Records
◇ ◇ ◇
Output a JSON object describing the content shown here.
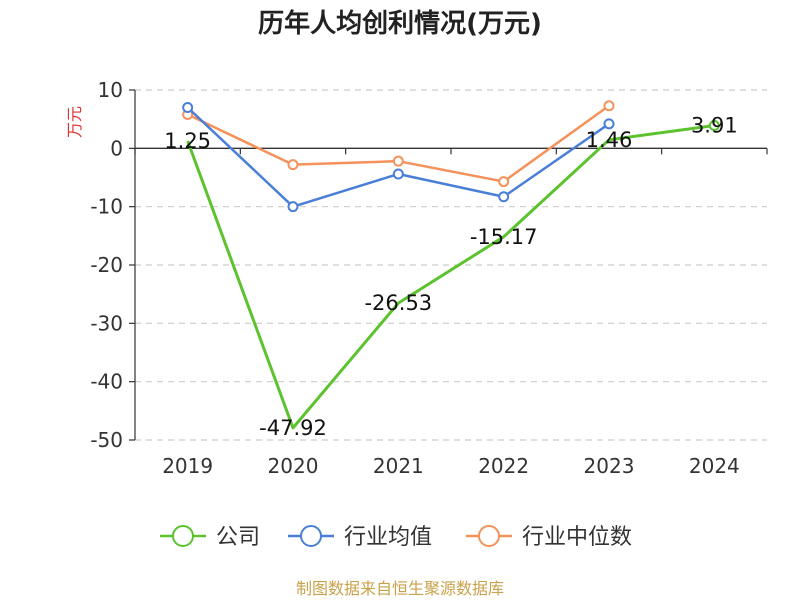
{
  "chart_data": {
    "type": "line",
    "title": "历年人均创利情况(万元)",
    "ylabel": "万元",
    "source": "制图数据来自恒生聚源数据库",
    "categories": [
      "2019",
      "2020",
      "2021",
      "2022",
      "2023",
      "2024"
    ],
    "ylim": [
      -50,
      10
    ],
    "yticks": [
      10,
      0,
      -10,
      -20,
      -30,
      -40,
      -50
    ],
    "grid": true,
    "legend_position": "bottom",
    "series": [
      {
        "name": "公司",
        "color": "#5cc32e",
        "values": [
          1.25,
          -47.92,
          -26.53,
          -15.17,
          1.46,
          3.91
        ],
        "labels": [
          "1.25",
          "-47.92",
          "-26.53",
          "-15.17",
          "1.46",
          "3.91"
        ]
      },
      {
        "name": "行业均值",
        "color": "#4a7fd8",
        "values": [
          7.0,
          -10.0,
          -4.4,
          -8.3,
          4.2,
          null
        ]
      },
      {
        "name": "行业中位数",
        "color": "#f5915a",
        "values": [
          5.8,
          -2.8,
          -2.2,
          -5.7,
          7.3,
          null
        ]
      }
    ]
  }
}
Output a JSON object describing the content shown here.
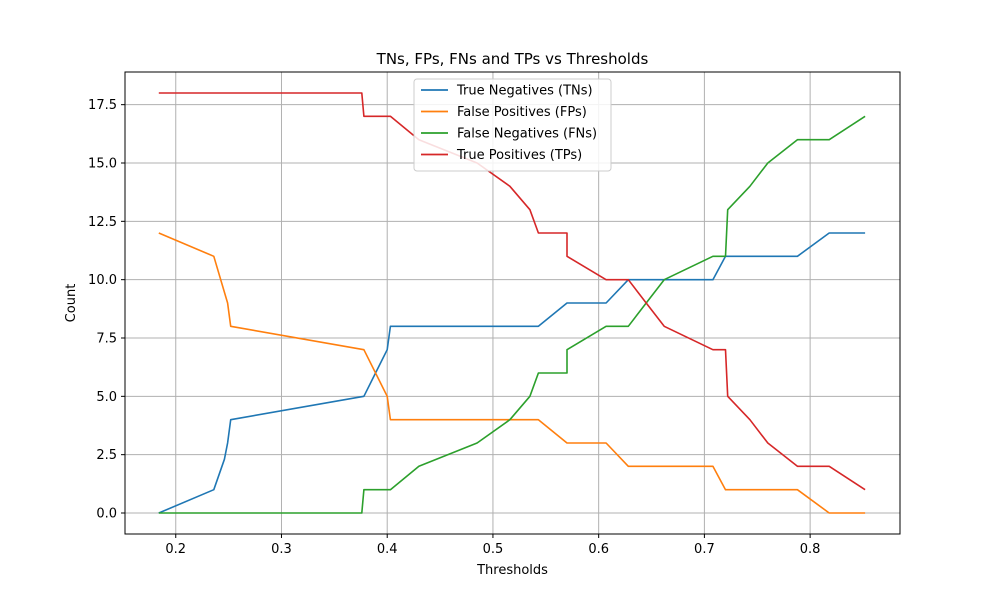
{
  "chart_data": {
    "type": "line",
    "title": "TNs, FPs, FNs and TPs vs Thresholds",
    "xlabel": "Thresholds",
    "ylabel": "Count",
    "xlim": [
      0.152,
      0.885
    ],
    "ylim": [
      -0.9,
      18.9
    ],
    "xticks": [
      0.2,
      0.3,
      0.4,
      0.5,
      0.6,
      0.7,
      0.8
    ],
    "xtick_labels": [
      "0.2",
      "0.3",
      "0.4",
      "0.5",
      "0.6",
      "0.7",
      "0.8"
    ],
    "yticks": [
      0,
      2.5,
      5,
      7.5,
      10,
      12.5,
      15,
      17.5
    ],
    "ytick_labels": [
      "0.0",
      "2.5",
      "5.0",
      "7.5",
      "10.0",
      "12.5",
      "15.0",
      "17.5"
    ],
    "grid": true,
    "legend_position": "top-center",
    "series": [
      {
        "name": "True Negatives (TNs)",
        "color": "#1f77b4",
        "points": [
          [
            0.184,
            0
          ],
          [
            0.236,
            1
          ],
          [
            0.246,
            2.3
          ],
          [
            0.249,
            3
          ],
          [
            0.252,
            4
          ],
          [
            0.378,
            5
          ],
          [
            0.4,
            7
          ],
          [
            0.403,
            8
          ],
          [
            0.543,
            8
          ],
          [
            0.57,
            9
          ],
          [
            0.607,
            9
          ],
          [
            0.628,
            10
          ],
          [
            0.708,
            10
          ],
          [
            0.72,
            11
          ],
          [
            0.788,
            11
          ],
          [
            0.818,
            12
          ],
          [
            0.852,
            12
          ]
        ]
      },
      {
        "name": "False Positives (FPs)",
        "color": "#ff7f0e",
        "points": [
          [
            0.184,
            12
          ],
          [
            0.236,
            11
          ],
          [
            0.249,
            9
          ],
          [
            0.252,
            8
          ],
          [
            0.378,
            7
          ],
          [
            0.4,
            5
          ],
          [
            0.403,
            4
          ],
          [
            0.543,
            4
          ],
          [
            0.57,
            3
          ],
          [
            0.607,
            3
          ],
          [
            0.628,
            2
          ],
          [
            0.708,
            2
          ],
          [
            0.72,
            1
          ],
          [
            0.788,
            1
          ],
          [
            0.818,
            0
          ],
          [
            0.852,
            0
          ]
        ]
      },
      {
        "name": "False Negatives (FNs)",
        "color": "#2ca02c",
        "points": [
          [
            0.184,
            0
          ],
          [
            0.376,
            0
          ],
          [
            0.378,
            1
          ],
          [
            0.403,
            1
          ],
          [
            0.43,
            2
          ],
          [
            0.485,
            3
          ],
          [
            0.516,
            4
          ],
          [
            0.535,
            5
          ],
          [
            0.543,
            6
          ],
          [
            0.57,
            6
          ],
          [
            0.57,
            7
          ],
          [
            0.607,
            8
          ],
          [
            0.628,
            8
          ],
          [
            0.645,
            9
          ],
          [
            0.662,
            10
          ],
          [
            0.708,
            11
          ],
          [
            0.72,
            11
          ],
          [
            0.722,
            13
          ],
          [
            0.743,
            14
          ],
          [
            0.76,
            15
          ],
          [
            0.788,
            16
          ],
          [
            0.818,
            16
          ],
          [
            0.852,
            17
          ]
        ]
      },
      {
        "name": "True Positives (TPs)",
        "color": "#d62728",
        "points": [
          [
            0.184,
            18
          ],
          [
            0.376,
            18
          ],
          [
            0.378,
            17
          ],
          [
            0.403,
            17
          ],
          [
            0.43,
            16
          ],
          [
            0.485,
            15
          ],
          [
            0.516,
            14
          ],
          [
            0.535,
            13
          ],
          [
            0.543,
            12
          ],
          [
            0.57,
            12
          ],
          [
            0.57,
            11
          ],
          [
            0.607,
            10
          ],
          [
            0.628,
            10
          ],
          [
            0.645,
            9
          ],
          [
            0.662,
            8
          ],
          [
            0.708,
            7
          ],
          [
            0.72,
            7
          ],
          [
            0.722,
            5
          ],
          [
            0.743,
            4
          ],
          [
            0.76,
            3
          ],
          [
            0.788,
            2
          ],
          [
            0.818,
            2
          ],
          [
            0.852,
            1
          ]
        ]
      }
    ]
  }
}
◇ ◇ ◇
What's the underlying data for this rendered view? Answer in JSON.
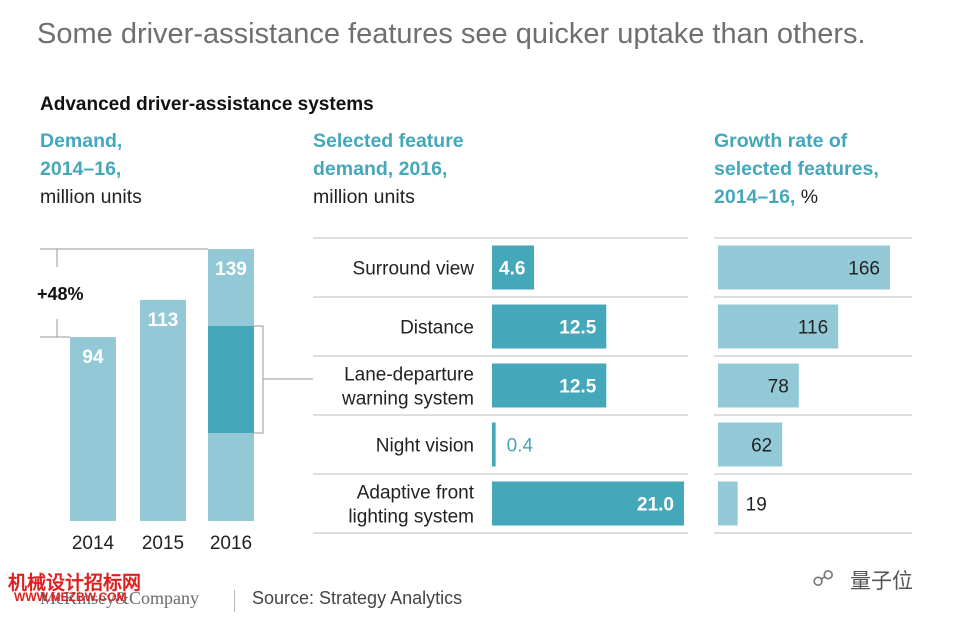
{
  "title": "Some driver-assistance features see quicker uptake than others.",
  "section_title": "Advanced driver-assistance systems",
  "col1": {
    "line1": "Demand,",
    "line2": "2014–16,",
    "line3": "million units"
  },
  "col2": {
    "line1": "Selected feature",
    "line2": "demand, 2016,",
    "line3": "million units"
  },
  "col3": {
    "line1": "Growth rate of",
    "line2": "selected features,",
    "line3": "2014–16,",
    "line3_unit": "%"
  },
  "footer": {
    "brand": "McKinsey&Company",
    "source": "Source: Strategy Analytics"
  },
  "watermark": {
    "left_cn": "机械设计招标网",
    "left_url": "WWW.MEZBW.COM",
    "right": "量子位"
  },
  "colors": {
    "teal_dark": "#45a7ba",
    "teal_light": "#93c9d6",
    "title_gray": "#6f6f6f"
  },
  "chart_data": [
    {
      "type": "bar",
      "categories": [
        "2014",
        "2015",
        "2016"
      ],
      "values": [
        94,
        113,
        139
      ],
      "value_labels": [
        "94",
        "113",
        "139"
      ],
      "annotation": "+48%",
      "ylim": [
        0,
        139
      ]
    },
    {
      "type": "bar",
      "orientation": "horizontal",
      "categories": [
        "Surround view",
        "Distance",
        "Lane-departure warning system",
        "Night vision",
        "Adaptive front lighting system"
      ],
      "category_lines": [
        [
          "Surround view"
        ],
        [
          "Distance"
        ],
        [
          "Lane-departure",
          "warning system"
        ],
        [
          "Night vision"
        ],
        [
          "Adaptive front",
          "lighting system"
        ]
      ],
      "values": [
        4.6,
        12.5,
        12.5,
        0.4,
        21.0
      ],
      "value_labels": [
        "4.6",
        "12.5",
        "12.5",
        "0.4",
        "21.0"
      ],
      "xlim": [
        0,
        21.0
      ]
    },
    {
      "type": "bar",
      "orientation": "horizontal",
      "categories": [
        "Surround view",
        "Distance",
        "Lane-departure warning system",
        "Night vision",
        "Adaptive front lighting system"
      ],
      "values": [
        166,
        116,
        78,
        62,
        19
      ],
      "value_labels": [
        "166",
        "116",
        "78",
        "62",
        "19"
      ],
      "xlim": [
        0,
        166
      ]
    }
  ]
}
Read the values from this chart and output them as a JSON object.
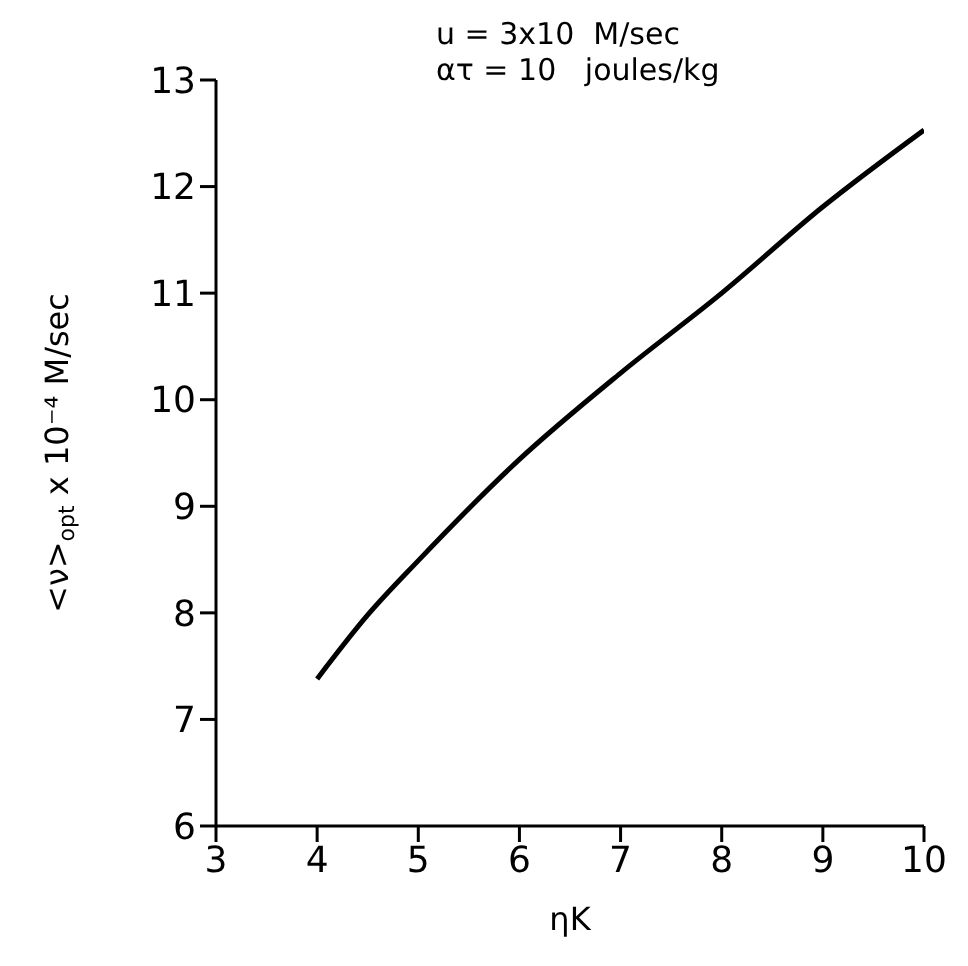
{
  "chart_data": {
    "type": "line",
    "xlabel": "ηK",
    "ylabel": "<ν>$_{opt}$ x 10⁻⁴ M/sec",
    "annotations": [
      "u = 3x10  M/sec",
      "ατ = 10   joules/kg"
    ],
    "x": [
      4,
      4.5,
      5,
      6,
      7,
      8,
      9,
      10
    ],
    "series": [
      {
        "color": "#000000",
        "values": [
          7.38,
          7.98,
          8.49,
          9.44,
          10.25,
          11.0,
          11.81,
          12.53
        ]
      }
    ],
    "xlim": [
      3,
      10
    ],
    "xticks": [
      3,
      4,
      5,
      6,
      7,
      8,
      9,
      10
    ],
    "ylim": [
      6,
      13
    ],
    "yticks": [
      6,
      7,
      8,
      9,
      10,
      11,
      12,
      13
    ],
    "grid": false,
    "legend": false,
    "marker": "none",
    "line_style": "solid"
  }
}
◇ ◇ ◇
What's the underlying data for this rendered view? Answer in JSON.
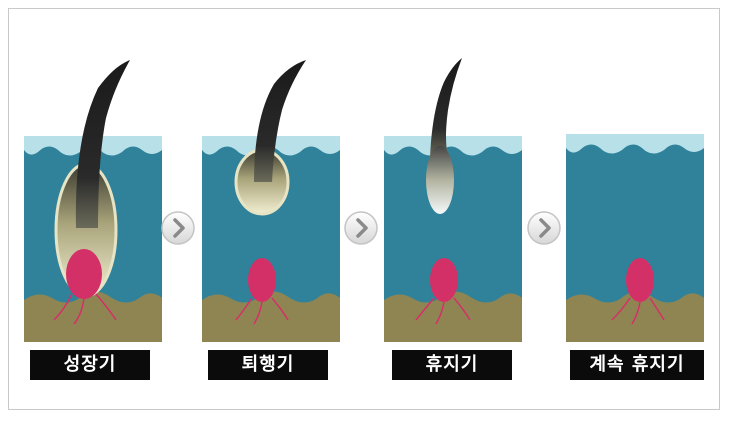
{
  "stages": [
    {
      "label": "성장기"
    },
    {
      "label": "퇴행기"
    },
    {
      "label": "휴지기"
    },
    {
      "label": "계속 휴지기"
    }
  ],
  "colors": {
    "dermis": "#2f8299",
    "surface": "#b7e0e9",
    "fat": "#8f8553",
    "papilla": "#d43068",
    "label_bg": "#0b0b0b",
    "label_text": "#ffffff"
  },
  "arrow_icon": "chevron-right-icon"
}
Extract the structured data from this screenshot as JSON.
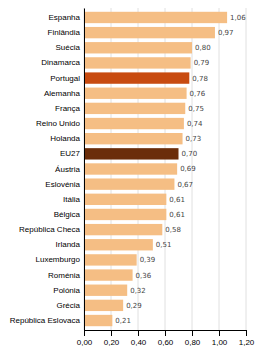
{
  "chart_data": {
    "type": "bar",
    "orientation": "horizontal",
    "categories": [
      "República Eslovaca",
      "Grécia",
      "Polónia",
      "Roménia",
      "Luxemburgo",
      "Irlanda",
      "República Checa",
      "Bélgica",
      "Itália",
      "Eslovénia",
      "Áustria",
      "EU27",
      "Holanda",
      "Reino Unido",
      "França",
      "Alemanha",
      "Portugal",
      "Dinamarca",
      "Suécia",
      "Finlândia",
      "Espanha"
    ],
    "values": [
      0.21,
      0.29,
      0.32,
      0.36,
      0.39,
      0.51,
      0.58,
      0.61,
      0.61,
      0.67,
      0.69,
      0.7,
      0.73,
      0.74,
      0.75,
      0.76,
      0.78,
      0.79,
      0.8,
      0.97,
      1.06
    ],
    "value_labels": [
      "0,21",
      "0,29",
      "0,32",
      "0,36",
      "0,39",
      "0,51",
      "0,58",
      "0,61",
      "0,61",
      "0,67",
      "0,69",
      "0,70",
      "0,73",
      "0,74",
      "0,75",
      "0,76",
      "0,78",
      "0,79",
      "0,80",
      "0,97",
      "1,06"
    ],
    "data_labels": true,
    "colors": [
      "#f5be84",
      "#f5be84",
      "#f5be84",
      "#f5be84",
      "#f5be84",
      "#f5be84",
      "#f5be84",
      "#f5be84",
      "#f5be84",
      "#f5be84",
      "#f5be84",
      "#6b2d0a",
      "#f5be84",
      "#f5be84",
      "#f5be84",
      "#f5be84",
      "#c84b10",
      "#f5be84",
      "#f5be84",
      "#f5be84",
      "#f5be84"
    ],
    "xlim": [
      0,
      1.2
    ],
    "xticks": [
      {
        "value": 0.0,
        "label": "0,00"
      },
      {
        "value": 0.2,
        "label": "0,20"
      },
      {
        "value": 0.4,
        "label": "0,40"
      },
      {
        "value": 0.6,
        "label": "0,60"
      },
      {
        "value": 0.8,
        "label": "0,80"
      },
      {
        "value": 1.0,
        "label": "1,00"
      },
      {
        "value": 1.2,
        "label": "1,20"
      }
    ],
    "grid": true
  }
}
◇ ◇ ◇
Exercise aim - Look through the lines above and collect those with the word "Thresholds".

Solution to this task -
    "title": "TNs, FPs, FNs and TPs vs Thresholds",
    "xlabel": "Thresholds",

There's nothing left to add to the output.